Exercise aim: Reproduce every entry in the listing without alteration.

Data entries:
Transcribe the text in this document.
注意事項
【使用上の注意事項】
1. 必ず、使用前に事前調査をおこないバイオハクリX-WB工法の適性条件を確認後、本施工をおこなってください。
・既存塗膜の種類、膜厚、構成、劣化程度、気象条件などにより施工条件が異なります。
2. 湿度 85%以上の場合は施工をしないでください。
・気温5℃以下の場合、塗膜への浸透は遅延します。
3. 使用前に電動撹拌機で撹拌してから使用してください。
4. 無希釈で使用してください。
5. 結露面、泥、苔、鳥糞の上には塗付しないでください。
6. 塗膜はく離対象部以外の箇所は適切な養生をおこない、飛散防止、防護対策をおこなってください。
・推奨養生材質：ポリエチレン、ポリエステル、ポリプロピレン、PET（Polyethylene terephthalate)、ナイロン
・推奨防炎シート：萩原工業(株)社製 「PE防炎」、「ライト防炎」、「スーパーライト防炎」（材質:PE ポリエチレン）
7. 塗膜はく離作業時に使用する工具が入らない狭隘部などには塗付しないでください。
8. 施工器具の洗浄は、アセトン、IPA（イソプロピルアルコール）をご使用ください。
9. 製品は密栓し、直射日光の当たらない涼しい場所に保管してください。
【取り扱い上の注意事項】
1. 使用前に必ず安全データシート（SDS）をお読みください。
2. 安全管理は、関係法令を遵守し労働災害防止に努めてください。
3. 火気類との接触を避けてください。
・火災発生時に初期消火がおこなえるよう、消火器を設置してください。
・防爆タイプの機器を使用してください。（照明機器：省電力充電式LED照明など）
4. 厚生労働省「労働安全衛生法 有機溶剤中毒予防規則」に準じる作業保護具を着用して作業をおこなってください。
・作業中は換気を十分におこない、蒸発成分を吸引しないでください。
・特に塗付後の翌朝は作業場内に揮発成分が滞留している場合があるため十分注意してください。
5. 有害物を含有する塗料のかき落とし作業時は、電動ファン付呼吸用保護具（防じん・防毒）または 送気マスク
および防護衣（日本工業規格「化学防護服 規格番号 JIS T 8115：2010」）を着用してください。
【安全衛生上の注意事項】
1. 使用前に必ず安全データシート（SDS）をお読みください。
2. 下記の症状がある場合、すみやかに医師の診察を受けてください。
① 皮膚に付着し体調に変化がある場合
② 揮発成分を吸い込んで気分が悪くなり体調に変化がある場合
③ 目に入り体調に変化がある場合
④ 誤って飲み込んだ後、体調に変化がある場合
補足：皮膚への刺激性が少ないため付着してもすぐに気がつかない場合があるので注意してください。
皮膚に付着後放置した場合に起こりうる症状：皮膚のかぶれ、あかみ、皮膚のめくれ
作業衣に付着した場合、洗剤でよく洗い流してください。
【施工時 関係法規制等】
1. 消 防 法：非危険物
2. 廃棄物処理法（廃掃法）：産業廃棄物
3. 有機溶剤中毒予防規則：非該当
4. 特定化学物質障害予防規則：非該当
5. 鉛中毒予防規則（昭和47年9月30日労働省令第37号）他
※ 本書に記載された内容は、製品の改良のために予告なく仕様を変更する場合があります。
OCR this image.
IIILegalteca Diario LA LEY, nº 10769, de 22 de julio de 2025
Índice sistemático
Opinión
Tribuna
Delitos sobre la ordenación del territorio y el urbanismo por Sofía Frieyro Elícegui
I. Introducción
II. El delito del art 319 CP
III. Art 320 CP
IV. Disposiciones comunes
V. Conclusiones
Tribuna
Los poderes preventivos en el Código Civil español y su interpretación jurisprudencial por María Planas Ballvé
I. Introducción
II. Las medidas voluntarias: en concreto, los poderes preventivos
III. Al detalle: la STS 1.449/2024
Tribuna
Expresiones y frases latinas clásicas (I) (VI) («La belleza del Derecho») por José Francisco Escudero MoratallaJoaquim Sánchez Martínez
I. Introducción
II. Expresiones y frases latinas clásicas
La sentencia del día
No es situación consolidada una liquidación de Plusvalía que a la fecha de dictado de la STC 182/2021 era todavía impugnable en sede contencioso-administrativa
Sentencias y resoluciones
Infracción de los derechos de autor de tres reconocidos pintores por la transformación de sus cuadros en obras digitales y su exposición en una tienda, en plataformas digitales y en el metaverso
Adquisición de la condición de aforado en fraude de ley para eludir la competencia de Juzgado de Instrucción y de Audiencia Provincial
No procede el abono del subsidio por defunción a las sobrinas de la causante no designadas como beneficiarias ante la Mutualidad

Exercise answer:
Transcribe the text in this document.
注意事項
【使用上の注意事項】
1. 必ず、使用前に事前調査をおこないバイオハクリX-WB工法の適性条件を確認後、本施工をおこなってください。
・既存塗膜の種類、膜厚、構成、劣化程度、気象条件などにより施工条件が異なります。
2. 湿度 85%以上の場合は施工をしないでください。
・気温5℃以下の場合、塗膜への浸透は遅延します。
3. 使用前に電動撹拌機で撹拌してから使用してください。
4. 無希釈で使用してください。
5. 結露面、泥、苔、鳥糞の上には塗付しないでください。
6. 塗膜はく離対象部以外の箇所は適切な養生をおこない、飛散防止、防護対策をおこなってください。
・推奨養生材質：ポリエチレン、ポリエステル、ポリプロピレン、PET（Polyethylene terephthalate)、ナイロン
・推奨防炎シート：萩原工業(株)社製 「PE防炎」、「ライト防炎」、「スーパーライト防炎」（材質:PE ポリエチレン）
7. 塗膜はく離作業時に使用する工具が入らない狭隘部などには塗付しないでください。
8. 施工器具の洗浄は、アセトン、IPA（イソプロピルアルコール）をご使用ください。
9. 製品は密栓し、直射日光の当たらない涼しい場所に保管してください。
【取り扱い上の注意事項】
1. 使用前に必ず安全データシート（SDS）をお読みください。
2. 安全管理は、関係法令を遵守し労働災害防止に努めてください。
3. 火気類との接触を避けてください。
・火災発生時に初期消火がおこなえるよう、消火器を設置してください。
・防爆タイプの機器を使用してください。（照明機器：省電力充電式LED照明など）
4. 厚生労働省「労働安全衛生法 有機溶剤中毒予防規則」に準じる作業保護具を着用して作業をおこなってください。
・作業中は換気を十分におこない、蒸発成分を吸引しないでください。
・特に塗付後の翌朝は作業場内に揮発成分が滞留している場合があるため十分注意してください。
5. 有害物を含有する塗料のかき落とし作業時は、電動ファン付呼吸用保護具（防じん・防毒）または 送気マスク
および防護衣（日本工業規格「化学防護服 規格番号 JIS T 8115：2010」）を着用してください。
【安全衛生上の注意事項】
1. 使用前に必ず安全データシート（SDS）をお読みください。
2. 下記の症状がある場合、すみやかに医師の診察を受けてください。
① 皮膚に付着し体調に変化がある場合
② 揮発成分を吸い込んで気分が悪くなり体調に変化がある場合
③ 目に入り体調に変化がある場合
④ 誤って飲み込んだ後、体調に変化がある場合
補足：皮膚への刺激性が少ないため付着してもすぐに気がつかない場合があるので注意してください。
皮膚に付着後放置した場合に起こりうる症状：皮膚のかぶれ、あかみ、皮膚のめくれ
作業衣に付着した場合、洗剤でよく洗い流してください。
【施工時 関係法規制等】
1. 消 防 法：非危険物
2. 廃棄物処理法（廃掃法）：産業廃棄物
3. 有機溶剤中毒予防規則：非該当
4. 特定化学物質障害予防規則：非該当
5. 鉛中毒予防規則（昭和47年9月30日労働省令第37号）他
※ 本書に記載された内容は、製品の改良のために予告なく仕様を変更する場合があります。
OCR this image.
IIILegalteca Diario LA LEY, nº 10769, de 22 de julio de 2025
Índice sistemático
Opinión
Tribuna
Delitos sobre la ordenación del territorio y el urbanismo por Sofía Frieyro Elícegui
I. Introducción
II. El delito del art 319 CP
III. Art 320 CP
IV. Disposiciones comunes
V. Conclusiones
Tribuna
Los poderes preventivos en el Código Civil español y su interpretación jurisprudencial por María Planas Ballvé
I. Introducción
II. Las medidas voluntarias: en concreto, los poderes preventivos
III. Al detalle: la STS 1.449/2024
Tribuna
Expresiones y frases latinas clásicas (I) (VI) («La belleza del Derecho») por José Francisco Escudero MoratallaJoaquim Sánchez Martínez
I. Introducción
II. Expresiones y frases latinas clásicas
La sentencia del día
No es situación consolidada una liquidación de Plusvalía que a la fecha de dictado de la STC 182/2021 era todavía impugnable en sede contencioso-administrativa
Sentencias y resoluciones
Infracción de los derechos de autor de tres reconocidos pintores por la transformación de sus cuadros en obras digitales y su exposición en una tienda, en plataformas digitales y en el metaverso
Adquisición de la condición de aforado en fraude de ley para eludir la competencia de Juzgado de Instrucción y de Audiencia Provincial
No procede el abono del subsidio por defunción a las sobrinas de la causante no designadas como beneficiarias ante la Mutualidad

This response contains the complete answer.